▸ Task
Search the entries for the word "Degree" and pull out each line that has it.

────────────────

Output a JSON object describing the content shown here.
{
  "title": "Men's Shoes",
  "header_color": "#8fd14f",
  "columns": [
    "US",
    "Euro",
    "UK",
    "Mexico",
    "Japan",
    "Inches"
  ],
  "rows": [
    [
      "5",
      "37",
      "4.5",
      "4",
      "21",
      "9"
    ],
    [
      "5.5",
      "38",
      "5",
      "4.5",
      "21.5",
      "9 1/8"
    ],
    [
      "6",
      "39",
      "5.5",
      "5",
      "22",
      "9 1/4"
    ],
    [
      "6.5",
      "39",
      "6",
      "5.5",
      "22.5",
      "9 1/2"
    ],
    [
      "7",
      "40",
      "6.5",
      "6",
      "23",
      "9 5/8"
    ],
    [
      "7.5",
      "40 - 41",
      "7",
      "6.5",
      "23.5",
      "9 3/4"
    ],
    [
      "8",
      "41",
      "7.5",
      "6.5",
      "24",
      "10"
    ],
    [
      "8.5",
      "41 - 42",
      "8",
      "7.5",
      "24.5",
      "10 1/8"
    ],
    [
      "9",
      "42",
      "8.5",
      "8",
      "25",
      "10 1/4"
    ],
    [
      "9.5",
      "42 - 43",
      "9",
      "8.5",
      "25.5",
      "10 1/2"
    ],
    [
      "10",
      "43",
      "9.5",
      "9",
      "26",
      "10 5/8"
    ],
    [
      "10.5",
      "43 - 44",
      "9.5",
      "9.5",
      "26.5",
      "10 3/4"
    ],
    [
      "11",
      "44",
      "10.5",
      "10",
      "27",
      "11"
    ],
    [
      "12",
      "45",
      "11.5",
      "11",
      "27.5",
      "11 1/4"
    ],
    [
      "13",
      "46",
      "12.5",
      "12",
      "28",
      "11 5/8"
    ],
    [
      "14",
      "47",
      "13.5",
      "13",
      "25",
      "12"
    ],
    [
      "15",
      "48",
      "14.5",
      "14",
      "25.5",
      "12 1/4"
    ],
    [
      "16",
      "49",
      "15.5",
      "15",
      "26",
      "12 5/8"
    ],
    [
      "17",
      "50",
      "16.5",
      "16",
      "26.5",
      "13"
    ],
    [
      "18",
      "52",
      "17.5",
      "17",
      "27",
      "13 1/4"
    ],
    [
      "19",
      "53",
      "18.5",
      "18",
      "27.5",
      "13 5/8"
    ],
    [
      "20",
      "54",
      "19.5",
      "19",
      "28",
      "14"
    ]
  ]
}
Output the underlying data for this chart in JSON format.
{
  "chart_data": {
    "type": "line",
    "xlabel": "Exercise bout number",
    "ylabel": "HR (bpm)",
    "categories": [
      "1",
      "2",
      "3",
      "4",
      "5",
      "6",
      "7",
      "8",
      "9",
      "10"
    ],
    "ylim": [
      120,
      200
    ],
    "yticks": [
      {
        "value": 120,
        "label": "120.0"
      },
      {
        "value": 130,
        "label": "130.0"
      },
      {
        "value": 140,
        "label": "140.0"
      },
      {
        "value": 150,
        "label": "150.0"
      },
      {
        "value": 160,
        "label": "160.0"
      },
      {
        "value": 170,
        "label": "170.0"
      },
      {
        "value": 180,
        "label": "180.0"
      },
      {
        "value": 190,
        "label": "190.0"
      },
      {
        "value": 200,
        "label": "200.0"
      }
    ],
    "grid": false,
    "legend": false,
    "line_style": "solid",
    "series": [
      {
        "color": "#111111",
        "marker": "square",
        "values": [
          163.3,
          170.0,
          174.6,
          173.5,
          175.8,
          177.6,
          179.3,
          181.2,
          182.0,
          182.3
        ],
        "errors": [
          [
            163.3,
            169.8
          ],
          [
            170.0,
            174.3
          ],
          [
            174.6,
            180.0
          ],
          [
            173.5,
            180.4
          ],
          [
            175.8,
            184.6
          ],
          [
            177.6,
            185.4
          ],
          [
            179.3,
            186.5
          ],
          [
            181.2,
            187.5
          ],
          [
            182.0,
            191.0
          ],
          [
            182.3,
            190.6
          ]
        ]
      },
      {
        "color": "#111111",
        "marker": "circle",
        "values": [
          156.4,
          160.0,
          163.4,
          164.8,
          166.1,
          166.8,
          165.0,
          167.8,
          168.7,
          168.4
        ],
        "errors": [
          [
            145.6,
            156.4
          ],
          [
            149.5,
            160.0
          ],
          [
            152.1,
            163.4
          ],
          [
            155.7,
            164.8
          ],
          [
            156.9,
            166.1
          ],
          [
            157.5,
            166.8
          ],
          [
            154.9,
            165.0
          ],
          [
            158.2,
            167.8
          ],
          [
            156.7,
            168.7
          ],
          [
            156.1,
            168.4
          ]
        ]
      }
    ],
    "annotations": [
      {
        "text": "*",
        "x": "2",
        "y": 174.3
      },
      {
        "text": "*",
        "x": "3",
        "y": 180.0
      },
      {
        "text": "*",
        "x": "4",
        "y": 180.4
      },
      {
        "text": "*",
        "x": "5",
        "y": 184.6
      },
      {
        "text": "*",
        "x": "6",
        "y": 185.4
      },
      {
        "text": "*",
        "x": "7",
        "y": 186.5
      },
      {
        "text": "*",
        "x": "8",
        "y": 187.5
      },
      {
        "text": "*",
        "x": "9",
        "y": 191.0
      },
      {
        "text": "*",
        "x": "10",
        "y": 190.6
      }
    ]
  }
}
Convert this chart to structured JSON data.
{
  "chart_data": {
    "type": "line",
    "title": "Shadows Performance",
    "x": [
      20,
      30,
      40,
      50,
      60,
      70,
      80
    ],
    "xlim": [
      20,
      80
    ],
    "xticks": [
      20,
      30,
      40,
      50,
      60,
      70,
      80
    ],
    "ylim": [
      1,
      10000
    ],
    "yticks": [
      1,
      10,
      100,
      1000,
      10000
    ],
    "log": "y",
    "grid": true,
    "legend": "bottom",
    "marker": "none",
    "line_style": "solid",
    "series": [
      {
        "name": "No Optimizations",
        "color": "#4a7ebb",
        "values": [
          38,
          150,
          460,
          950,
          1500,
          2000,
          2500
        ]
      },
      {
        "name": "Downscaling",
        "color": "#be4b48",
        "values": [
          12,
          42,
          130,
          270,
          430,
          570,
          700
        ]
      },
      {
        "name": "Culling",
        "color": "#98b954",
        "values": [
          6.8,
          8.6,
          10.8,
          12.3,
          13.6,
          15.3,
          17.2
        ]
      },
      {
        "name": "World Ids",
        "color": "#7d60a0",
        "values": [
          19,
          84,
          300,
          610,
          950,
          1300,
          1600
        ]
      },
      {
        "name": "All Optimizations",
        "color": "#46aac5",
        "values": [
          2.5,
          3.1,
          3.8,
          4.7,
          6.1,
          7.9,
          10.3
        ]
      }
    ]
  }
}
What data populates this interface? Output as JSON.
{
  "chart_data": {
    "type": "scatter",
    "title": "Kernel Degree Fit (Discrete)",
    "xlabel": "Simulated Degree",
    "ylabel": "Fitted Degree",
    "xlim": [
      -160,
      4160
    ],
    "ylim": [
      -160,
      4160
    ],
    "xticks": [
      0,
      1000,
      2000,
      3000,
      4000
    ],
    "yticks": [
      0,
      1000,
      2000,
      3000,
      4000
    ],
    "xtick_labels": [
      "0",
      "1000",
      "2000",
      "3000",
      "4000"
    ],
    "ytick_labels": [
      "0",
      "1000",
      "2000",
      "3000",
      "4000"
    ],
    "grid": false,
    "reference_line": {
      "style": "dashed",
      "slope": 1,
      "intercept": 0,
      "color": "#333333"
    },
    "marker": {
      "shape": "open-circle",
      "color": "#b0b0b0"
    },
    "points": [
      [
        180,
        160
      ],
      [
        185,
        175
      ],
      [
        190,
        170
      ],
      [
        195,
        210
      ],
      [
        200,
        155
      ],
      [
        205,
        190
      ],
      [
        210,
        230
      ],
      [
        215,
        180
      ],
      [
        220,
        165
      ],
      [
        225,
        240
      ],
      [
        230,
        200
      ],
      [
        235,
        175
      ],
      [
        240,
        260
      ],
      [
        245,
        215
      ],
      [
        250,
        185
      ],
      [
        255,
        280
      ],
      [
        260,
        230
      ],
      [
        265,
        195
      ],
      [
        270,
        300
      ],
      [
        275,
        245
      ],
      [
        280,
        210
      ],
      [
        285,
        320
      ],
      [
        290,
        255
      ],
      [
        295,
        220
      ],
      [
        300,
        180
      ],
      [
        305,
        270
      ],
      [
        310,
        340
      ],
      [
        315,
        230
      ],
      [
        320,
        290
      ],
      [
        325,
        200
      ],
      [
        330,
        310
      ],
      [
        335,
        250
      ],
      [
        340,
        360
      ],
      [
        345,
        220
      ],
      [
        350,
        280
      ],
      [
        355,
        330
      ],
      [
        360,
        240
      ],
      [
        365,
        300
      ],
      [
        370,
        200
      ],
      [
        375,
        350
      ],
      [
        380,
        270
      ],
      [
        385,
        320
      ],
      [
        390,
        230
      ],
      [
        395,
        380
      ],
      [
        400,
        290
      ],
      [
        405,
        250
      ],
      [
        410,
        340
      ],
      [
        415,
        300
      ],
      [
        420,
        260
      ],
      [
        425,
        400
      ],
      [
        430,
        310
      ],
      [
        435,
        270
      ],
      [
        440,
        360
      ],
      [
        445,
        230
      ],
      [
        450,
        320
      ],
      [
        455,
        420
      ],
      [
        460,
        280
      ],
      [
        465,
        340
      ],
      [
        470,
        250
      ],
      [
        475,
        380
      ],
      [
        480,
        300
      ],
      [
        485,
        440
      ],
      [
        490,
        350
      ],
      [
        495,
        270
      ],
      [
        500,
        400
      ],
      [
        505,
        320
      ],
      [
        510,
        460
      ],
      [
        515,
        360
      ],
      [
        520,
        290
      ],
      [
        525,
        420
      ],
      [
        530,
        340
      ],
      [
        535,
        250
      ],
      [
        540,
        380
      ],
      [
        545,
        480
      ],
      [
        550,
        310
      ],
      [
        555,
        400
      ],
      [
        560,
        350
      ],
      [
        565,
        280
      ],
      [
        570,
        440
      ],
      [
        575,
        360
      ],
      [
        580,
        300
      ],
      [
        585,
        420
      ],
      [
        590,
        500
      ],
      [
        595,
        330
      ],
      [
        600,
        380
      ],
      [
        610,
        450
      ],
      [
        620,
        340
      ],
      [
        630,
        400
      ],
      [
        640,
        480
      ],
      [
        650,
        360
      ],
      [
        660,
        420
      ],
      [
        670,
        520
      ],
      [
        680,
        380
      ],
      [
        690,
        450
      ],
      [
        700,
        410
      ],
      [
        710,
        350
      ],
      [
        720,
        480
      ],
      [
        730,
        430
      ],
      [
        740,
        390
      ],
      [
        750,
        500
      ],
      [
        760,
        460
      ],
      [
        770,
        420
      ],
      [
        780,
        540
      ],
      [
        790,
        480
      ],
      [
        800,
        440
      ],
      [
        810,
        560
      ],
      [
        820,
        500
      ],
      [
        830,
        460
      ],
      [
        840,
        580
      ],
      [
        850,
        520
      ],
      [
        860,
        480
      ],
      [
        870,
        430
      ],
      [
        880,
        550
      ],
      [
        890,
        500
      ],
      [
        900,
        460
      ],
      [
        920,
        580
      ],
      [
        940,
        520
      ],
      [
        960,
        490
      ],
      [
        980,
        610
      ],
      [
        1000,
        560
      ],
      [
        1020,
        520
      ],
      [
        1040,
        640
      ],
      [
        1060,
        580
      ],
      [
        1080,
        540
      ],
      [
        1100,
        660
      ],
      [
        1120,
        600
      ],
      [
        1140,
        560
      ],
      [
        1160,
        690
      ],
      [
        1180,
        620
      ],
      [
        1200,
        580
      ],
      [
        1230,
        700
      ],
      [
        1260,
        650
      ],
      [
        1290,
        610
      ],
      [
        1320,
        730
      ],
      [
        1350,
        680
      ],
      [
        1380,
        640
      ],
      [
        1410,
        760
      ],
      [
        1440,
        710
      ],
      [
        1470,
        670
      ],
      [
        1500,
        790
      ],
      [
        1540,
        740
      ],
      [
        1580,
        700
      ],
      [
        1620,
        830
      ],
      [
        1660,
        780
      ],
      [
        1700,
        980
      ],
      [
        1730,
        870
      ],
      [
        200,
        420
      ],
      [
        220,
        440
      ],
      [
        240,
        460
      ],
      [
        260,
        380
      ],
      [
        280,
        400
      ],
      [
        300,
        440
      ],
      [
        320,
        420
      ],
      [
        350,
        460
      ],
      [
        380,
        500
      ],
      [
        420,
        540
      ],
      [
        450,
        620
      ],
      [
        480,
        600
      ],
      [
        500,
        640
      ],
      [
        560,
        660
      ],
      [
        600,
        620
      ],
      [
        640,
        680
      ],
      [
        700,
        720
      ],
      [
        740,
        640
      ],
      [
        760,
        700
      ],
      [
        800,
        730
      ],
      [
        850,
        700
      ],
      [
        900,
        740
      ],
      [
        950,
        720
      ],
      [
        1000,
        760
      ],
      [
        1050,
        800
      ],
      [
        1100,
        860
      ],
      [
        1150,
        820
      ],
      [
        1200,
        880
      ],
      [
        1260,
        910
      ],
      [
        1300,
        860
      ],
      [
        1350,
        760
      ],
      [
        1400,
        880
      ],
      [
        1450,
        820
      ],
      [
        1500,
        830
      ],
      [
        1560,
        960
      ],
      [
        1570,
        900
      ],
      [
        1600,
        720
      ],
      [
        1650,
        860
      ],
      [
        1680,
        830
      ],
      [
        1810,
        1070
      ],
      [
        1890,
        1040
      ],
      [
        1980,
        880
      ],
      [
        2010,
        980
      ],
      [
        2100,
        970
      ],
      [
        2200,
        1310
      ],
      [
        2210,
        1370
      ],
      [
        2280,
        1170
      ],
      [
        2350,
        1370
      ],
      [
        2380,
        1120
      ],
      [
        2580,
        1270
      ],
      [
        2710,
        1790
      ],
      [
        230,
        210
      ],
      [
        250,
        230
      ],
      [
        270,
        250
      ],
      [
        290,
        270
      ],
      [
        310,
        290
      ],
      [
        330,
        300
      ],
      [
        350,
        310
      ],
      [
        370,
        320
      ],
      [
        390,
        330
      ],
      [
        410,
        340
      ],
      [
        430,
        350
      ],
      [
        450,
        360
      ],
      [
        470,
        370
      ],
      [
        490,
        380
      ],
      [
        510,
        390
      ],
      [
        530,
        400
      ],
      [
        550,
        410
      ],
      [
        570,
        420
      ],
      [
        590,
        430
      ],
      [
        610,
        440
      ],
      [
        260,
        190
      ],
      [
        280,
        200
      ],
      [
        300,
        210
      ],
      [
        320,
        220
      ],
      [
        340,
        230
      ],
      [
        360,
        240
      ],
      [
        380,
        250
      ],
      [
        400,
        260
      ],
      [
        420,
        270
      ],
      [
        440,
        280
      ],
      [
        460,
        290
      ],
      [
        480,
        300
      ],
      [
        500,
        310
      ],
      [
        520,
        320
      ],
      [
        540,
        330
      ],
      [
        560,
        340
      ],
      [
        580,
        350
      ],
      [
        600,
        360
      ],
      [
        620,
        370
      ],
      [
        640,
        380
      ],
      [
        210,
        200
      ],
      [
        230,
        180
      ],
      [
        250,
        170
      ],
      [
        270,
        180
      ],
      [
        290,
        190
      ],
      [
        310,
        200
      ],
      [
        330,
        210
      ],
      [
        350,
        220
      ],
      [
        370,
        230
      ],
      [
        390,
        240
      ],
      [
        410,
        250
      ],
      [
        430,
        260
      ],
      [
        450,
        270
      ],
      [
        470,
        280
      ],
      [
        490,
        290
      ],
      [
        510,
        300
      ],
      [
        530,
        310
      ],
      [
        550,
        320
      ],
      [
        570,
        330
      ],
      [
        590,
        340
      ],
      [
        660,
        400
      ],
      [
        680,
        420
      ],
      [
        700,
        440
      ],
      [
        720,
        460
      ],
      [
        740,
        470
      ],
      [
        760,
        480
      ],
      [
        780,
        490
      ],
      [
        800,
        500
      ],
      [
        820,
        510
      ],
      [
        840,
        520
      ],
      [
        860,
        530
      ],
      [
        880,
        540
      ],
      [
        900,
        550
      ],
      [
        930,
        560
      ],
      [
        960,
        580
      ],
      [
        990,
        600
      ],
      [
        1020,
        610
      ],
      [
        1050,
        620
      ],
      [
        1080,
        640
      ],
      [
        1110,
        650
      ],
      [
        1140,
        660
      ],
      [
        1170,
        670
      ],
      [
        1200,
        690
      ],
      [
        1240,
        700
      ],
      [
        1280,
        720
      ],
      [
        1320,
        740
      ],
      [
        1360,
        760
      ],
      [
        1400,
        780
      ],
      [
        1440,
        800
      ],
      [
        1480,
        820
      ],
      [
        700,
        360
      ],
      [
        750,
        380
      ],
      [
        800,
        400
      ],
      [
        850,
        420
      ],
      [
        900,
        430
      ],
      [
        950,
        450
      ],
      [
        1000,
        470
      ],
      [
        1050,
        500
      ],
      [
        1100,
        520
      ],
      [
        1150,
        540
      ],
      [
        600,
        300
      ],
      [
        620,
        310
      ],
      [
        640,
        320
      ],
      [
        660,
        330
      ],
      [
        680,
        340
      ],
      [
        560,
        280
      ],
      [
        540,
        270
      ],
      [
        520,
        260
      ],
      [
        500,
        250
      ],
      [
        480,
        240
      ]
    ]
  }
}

────────────────

▸ Finished answer
    "title": "Kernel Degree Fit (Discrete)",
    "xlabel": "Simulated Degree",
    "ylabel": "Fitted Degree",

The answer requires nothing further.